* START Information supplied *
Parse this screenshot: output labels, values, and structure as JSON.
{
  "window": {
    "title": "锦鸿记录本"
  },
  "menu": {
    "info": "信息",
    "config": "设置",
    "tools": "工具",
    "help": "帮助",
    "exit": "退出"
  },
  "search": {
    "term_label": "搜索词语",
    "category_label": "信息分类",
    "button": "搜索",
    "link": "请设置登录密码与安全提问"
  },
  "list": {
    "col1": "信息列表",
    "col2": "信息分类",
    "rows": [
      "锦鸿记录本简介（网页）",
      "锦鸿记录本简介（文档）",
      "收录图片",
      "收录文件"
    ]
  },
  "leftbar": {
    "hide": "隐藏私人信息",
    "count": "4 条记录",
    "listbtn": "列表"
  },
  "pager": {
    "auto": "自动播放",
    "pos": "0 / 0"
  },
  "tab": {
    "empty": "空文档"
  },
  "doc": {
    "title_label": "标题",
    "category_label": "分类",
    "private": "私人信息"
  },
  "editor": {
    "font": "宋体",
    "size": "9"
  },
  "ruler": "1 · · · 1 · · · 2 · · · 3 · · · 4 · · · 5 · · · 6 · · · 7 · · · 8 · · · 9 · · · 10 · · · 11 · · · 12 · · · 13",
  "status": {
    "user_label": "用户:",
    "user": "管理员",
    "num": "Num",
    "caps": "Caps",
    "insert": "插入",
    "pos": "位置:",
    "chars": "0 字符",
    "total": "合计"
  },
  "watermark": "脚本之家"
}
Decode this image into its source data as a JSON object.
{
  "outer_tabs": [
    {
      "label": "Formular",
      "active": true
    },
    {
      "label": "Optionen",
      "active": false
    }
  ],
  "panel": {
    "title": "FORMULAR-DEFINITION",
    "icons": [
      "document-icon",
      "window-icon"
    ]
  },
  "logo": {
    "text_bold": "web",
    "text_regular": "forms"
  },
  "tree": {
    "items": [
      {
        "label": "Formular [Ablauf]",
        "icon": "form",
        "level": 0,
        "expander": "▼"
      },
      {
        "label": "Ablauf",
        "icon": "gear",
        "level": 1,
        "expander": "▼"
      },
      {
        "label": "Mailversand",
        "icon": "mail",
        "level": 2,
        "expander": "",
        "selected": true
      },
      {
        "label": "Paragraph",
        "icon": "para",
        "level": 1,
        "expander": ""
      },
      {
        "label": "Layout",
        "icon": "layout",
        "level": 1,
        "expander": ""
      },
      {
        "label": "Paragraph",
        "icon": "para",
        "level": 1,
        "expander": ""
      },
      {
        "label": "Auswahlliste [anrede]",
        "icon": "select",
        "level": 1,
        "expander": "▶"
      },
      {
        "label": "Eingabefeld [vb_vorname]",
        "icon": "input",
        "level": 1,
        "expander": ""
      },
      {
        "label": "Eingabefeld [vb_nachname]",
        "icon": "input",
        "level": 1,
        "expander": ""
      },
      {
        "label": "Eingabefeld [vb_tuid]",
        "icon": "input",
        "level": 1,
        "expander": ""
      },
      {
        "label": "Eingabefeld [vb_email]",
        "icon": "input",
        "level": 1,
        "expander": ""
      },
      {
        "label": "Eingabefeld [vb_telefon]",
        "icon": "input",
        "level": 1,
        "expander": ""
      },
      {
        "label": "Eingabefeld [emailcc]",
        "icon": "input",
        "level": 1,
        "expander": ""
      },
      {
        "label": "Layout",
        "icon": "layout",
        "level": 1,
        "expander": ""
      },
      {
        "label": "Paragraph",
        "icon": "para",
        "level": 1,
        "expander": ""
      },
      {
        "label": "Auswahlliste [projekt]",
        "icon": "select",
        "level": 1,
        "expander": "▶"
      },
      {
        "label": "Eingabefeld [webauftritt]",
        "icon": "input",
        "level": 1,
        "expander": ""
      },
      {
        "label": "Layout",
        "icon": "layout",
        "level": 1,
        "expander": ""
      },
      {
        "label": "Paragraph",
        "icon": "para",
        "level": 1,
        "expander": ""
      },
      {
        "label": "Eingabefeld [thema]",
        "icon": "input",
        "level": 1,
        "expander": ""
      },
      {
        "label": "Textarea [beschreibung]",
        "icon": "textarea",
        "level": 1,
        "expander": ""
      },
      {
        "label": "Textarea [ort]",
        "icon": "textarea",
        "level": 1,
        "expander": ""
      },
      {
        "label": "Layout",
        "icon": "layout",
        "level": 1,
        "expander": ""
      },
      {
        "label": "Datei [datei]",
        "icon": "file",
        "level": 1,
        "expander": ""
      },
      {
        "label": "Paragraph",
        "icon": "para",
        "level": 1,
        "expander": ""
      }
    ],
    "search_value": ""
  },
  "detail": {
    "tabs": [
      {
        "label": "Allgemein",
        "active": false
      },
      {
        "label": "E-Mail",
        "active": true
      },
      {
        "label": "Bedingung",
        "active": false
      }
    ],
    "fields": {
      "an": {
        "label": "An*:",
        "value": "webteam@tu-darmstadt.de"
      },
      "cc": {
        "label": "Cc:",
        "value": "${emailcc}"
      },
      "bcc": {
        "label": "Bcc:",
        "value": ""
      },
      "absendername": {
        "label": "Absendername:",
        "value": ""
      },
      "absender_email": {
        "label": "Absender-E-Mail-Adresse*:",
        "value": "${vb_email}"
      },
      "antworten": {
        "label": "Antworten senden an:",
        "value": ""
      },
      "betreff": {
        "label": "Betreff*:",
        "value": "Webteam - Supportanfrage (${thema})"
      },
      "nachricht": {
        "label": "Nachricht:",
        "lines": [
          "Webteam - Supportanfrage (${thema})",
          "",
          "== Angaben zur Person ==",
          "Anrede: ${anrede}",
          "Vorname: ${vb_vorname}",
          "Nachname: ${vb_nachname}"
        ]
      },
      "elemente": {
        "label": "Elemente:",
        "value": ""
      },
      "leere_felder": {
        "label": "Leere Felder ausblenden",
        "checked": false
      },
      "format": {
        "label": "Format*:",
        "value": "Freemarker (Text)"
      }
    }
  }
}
* END Information supplied *
Each line that contains the string "thema" counts once; report how many such lines the entries have, giving only the number.

### Output
3